* Begin Extracted information *

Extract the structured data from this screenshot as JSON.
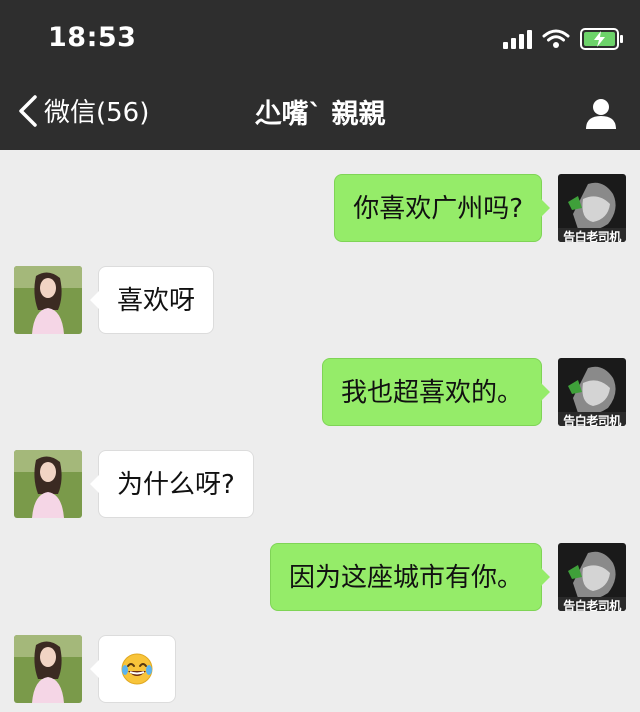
{
  "status_bar": {
    "time": "18:53"
  },
  "nav": {
    "back_label": "微信(56)",
    "title": "尐嘴ˋ  親親"
  },
  "messages": [
    {
      "side": "right",
      "text": "你喜欢广州吗?"
    },
    {
      "side": "left",
      "text": "喜欢呀"
    },
    {
      "side": "right",
      "text": "我也超喜欢的。"
    },
    {
      "side": "left",
      "text": "为什么呀?"
    },
    {
      "side": "right",
      "text": "因为这座城市有你。"
    },
    {
      "side": "left",
      "text": "😂"
    }
  ],
  "avatars": {
    "me_caption": "告白老司机"
  },
  "colors": {
    "topbar": "#2e2e2e",
    "chat_bg": "#ededed",
    "sent_bubble": "#95ec69",
    "received_bubble": "#ffffff",
    "battery": "#6dd36a"
  }
}
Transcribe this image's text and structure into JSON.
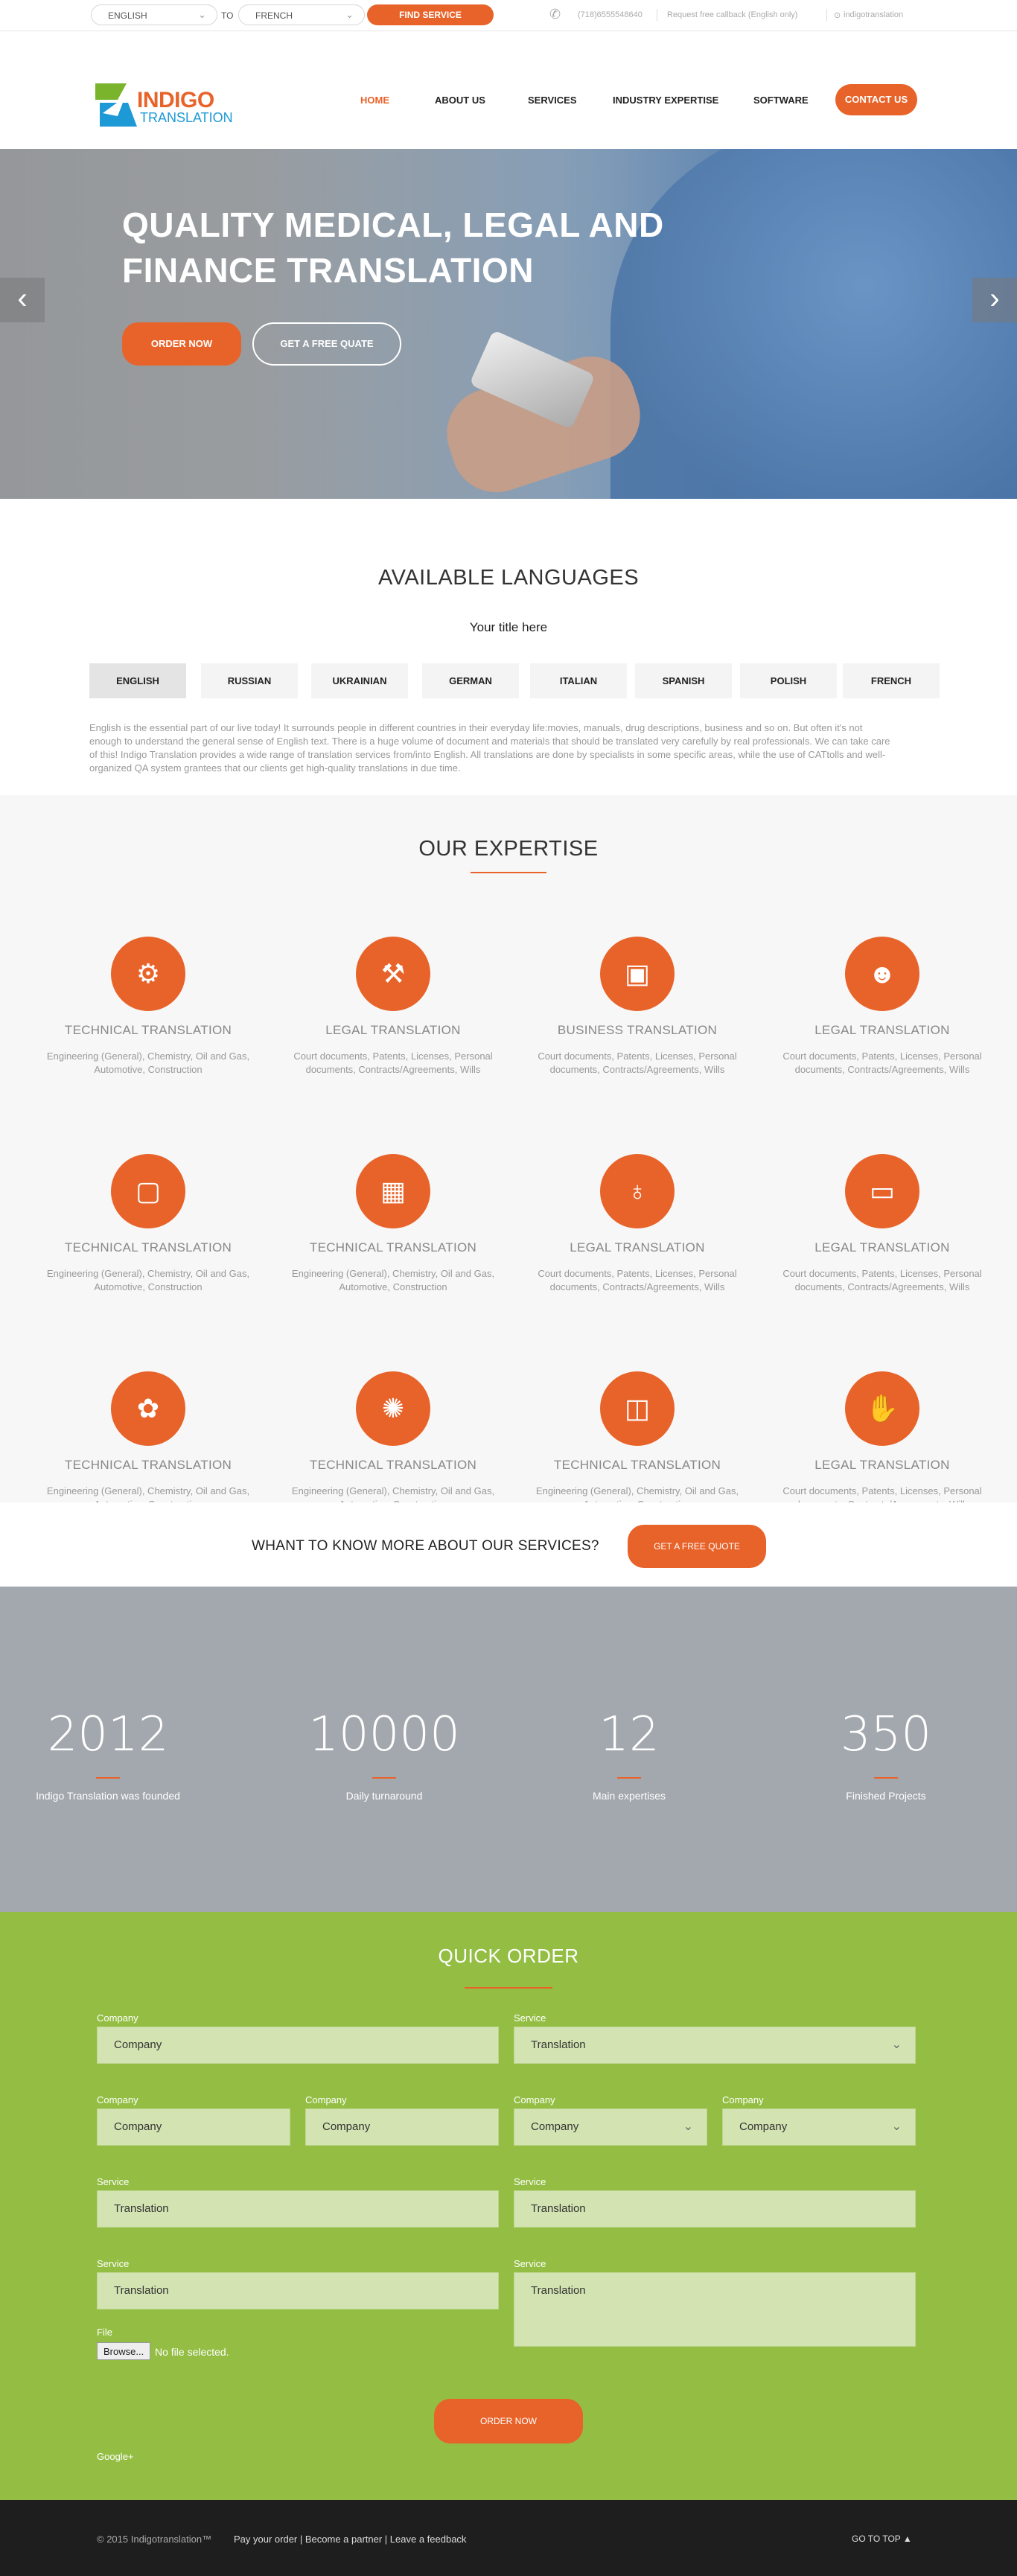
{
  "topbar": {
    "from_lang": "ENGLISH",
    "to_label": "TO",
    "to_lang": "FRENCH",
    "find_button": "FIND SERVICE",
    "phone": "(718)6555548640",
    "callback": "Request free callback (English only)",
    "skype": "indigotranslation"
  },
  "header": {
    "logo_top": "INDIGO",
    "logo_bottom": "TRANSLATION",
    "nav": [
      "HOME",
      "ABOUT US",
      "SERVICES",
      "INDUSTRY EXPERTISE",
      "SOFTWARE"
    ],
    "contact_button": "CONTACT US"
  },
  "hero": {
    "title": "QUALITY MEDICAL, LEGAL AND FINANCE TRANSLATION",
    "order_button": "ORDER NOW",
    "quote_button": "GET A FREE QUATE",
    "prev": "‹",
    "next": "›"
  },
  "languages": {
    "heading": "AVAILABLE LANGUAGES",
    "subtitle": "Your title here",
    "tabs": [
      "ENGLISH",
      "RUSSIAN",
      "UKRAINIAN",
      "GERMAN",
      "ITALIAN",
      "SPANISH",
      "POLISH",
      "FRENCH"
    ],
    "active_tab": "ENGLISH",
    "text": "English is the essential part of our live today! It surrounds people in different countries in their everyday life:movies, manuals, drug descriptions, business and so on. But often it's not enough to understand the general sense of English text. There is a huge volume of document and materials that should be translated very carefully by real professionals. We can take care of this! Indigo Translation provides a wide range of translation services from/into English. All translations are done by specialists in some specific areas, while the use of CATtolls and well-organized QA system grantees that our clients get high-quality translations in due time."
  },
  "expertise": {
    "heading": "OUR EXPERTISE",
    "items": [
      {
        "icon": "gears-icon",
        "glyph": "⚙",
        "title": "TECHNICAL TRANSLATION",
        "desc": "Engineering (General), Chemistry, Oil and Gas, Automotive, Construction"
      },
      {
        "icon": "gavel-icon",
        "glyph": "⚒",
        "title": "LEGAL TRANSLATION",
        "desc": "Court documents, Patents, Licenses, Personal documents, Contracts/Agreements, Wills"
      },
      {
        "icon": "briefcase-icon",
        "glyph": "▣",
        "title": "BUSINESS TRANSLATION",
        "desc": "Court documents, Patents, Licenses, Personal documents, Contracts/Agreements, Wills"
      },
      {
        "icon": "person-icon",
        "glyph": "☻",
        "title": "LEGAL TRANSLATION",
        "desc": "Court documents, Patents, Licenses, Personal documents, Contracts/Agreements, Wills"
      },
      {
        "icon": "book-icon",
        "glyph": "▢",
        "title": "TECHNICAL TRANSLATION",
        "desc": "Engineering (General), Chemistry, Oil and Gas, Automotive, Construction"
      },
      {
        "icon": "film-icon",
        "glyph": "▦",
        "title": "TECHNICAL TRANSLATION",
        "desc": "Engineering (General), Chemistry, Oil and Gas, Automotive, Construction"
      },
      {
        "icon": "lightbulb-icon",
        "glyph": "♁",
        "title": "LEGAL TRANSLATION",
        "desc": "Court documents, Patents, Licenses, Personal documents, Contracts/Agreements, Wills"
      },
      {
        "icon": "monitor-icon",
        "glyph": "▭",
        "title": "LEGAL TRANSLATION",
        "desc": "Court documents, Patents, Licenses, Personal documents, Contracts/Agreements, Wills"
      },
      {
        "icon": "paw-icon",
        "glyph": "✿",
        "title": "TECHNICAL TRANSLATION",
        "desc": "Engineering (General), Chemistry, Oil and Gas, Automotive, Construction"
      },
      {
        "icon": "atom-icon",
        "glyph": "✺",
        "title": "TECHNICAL TRANSLATION",
        "desc": "Engineering (General), Chemistry, Oil and Gas, Automotive, Construction"
      },
      {
        "icon": "wallet-icon",
        "glyph": "◫",
        "title": "TECHNICAL TRANSLATION",
        "desc": "Engineering (General), Chemistry, Oil and Gas, Automotive, Construction"
      },
      {
        "icon": "thumbs-up-icon",
        "glyph": "✋",
        "title": "LEGAL TRANSLATION",
        "desc": "Court documents, Patents, Licenses, Personal documents, Contracts/Agreements, Wills"
      }
    ]
  },
  "cta": {
    "text": "WHANT TO KNOW MORE ABOUT OUR SERVICES?",
    "button": "GET A FREE QUOTE"
  },
  "stats": [
    {
      "value": "2012",
      "label": "Indigo Translation was founded"
    },
    {
      "value": "10000",
      "label": "Daily turnaround"
    },
    {
      "value": "12",
      "label": "Main expertises"
    },
    {
      "value": "350",
      "label": "Finished Projects"
    }
  ],
  "order": {
    "heading": "QUICK ORDER",
    "fields": [
      {
        "label": "Company",
        "value": "Company"
      },
      {
        "label": "Service",
        "value": "Translation"
      },
      {
        "label": "Company",
        "value": "Company"
      },
      {
        "label": "Company",
        "value": "Company"
      },
      {
        "label": "Company",
        "value": "Company"
      },
      {
        "label": "Company",
        "value": "Company"
      },
      {
        "label": "Service",
        "value": "Translation"
      },
      {
        "label": "Service",
        "value": "Translation"
      },
      {
        "label": "Service",
        "value": "Translation"
      },
      {
        "label": "Service",
        "value": "Translation"
      }
    ],
    "file_label": "File",
    "browse": "Browse...",
    "no_file": "No file selected.",
    "submit": "ORDER NOW",
    "social": "Google+"
  },
  "footer": {
    "copyright": "© 2015 Indigotranslation™",
    "links": "Pay your order | Become a partner | Leave a feedback",
    "to_top": "GO TO TOP ▲"
  },
  "colors": {
    "accent": "#e8632a",
    "green": "#93be43",
    "stats_bg": "#a3a8ae",
    "footer_bg": "#1e1e1e"
  }
}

* End Extracted information *

_Task prompt_
Every record above should be written out again without change, except that the pictures are left out.

_Worked answer_
Extract the structured data from this screenshot as JSON.
{
  "status_bar": {
    "time": "18:53"
  },
  "nav": {
    "back_label": "微信(56)",
    "title": "尐嘴ˋ  親親"
  },
  "messages": [
    {
      "side": "right",
      "text": "你喜欢广州吗?"
    },
    {
      "side": "left",
      "text": "喜欢呀"
    },
    {
      "side": "right",
      "text": "我也超喜欢的。"
    },
    {
      "side": "left",
      "text": "为什么呀?"
    },
    {
      "side": "right",
      "text": "因为这座城市有你。"
    },
    {
      "side": "left",
      "text": "😂"
    }
  ],
  "avatars": {
    "me_caption": "告白老司机"
  },
  "colors": {
    "topbar": "#2e2e2e",
    "chat_bg": "#ededed",
    "sent_bubble": "#95ec69",
    "received_bubble": "#ffffff",
    "battery": "#6dd36a"
  }
}
Transcribe this image's text and structure into JSON.
{
  "topbar": {
    "from_lang": "ENGLISH",
    "to_label": "TO",
    "to_lang": "FRENCH",
    "find_button": "FIND SERVICE",
    "phone": "(718)6555548640",
    "callback": "Request free callback (English only)",
    "skype": "indigotranslation"
  },
  "header": {
    "logo_top": "INDIGO",
    "logo_bottom": "TRANSLATION",
    "nav": [
      "HOME",
      "ABOUT US",
      "SERVICES",
      "INDUSTRY EXPERTISE",
      "SOFTWARE"
    ],
    "contact_button": "CONTACT US"
  },
  "hero": {
    "title": "QUALITY MEDICAL, LEGAL AND FINANCE TRANSLATION",
    "order_button": "ORDER NOW",
    "quote_button": "GET A FREE QUATE",
    "prev": "‹",
    "next": "›"
  },
  "languages": {
    "heading": "AVAILABLE LANGUAGES",
    "subtitle": "Your title here",
    "tabs": [
      "ENGLISH",
      "RUSSIAN",
      "UKRAINIAN",
      "GERMAN",
      "ITALIAN",
      "SPANISH",
      "POLISH",
      "FRENCH"
    ],
    "active_tab": "ENGLISH",
    "text": "English is the essential part of our live today! It surrounds people in different countries in their everyday life:movies, manuals, drug descriptions, business and so on. But often it's not enough to understand the general sense of English text. There is a huge volume of document and materials that should be translated very carefully by real professionals. We can take care of this! Indigo Translation provides a wide range of translation services from/into English. All translations are done by specialists in some specific areas, while the use of CATtolls and well-organized QA system grantees that our clients get high-quality translations in due time."
  },
  "expertise": {
    "heading": "OUR EXPERTISE",
    "items": [
      {
        "icon": "gears-icon",
        "glyph": "⚙",
        "title": "TECHNICAL TRANSLATION",
        "desc": "Engineering (General), Chemistry, Oil and Gas, Automotive, Construction"
      },
      {
        "icon": "gavel-icon",
        "glyph": "⚒",
        "title": "LEGAL TRANSLATION",
        "desc": "Court documents, Patents, Licenses, Personal documents, Contracts/Agreements, Wills"
      },
      {
        "icon": "briefcase-icon",
        "glyph": "▣",
        "title": "BUSINESS TRANSLATION",
        "desc": "Court documents, Patents, Licenses, Personal documents, Contracts/Agreements, Wills"
      },
      {
        "icon": "person-icon",
        "glyph": "☻",
        "title": "LEGAL TRANSLATION",
        "desc": "Court documents, Patents, Licenses, Personal documents, Contracts/Agreements, Wills"
      },
      {
        "icon": "book-icon",
        "glyph": "▢",
        "title": "TECHNICAL TRANSLATION",
        "desc": "Engineering (General), Chemistry, Oil and Gas, Automotive, Construction"
      },
      {
        "icon": "film-icon",
        "glyph": "▦",
        "title": "TECHNICAL TRANSLATION",
        "desc": "Engineering (General), Chemistry, Oil and Gas, Automotive, Construction"
      },
      {
        "icon": "lightbulb-icon",
        "glyph": "♁",
        "title": "LEGAL TRANSLATION",
        "desc": "Court documents, Patents, Licenses, Personal documents, Contracts/Agreements, Wills"
      },
      {
        "icon": "monitor-icon",
        "glyph": "▭",
        "title": "LEGAL TRANSLATION",
        "desc": "Court documents, Patents, Licenses, Personal documents, Contracts/Agreements, Wills"
      },
      {
        "icon": "paw-icon",
        "glyph": "✿",
        "title": "TECHNICAL TRANSLATION",
        "desc": "Engineering (General), Chemistry, Oil and Gas, Automotive, Construction"
      },
      {
        "icon": "atom-icon",
        "glyph": "✺",
        "title": "TECHNICAL TRANSLATION",
        "desc": "Engineering (General), Chemistry, Oil and Gas, Automotive, Construction"
      },
      {
        "icon": "wallet-icon",
        "glyph": "◫",
        "title": "TECHNICAL TRANSLATION",
        "desc": "Engineering (General), Chemistry, Oil and Gas, Automotive, Construction"
      },
      {
        "icon": "thumbs-up-icon",
        "glyph": "✋",
        "title": "LEGAL TRANSLATION",
        "desc": "Court documents, Patents, Licenses, Personal documents, Contracts/Agreements, Wills"
      }
    ]
  },
  "cta": {
    "text": "WHANT TO KNOW MORE ABOUT OUR SERVICES?",
    "button": "GET A FREE QUOTE"
  },
  "stats": [
    {
      "value": "2012",
      "label": "Indigo Translation was founded"
    },
    {
      "value": "10000",
      "label": "Daily turnaround"
    },
    {
      "value": "12",
      "label": "Main expertises"
    },
    {
      "value": "350",
      "label": "Finished Projects"
    }
  ],
  "order": {
    "heading": "QUICK ORDER",
    "fields": [
      {
        "label": "Company",
        "value": "Company"
      },
      {
        "label": "Service",
        "value": "Translation"
      },
      {
        "label": "Company",
        "value": "Company"
      },
      {
        "label": "Company",
        "value": "Company"
      },
      {
        "label": "Company",
        "value": "Company"
      },
      {
        "label": "Company",
        "value": "Company"
      },
      {
        "label": "Service",
        "value": "Translation"
      },
      {
        "label": "Service",
        "value": "Translation"
      },
      {
        "label": "Service",
        "value": "Translation"
      },
      {
        "label": "Service",
        "value": "Translation"
      }
    ],
    "file_label": "File",
    "browse": "Browse...",
    "no_file": "No file selected.",
    "submit": "ORDER NOW",
    "social": "Google+"
  },
  "footer": {
    "copyright": "© 2015 Indigotranslation™",
    "links": "Pay your order | Become a partner | Leave a feedback",
    "to_top": "GO TO TOP ▲"
  },
  "colors": {
    "accent": "#e8632a",
    "green": "#93be43",
    "stats_bg": "#a3a8ae",
    "footer_bg": "#1e1e1e"
  }
}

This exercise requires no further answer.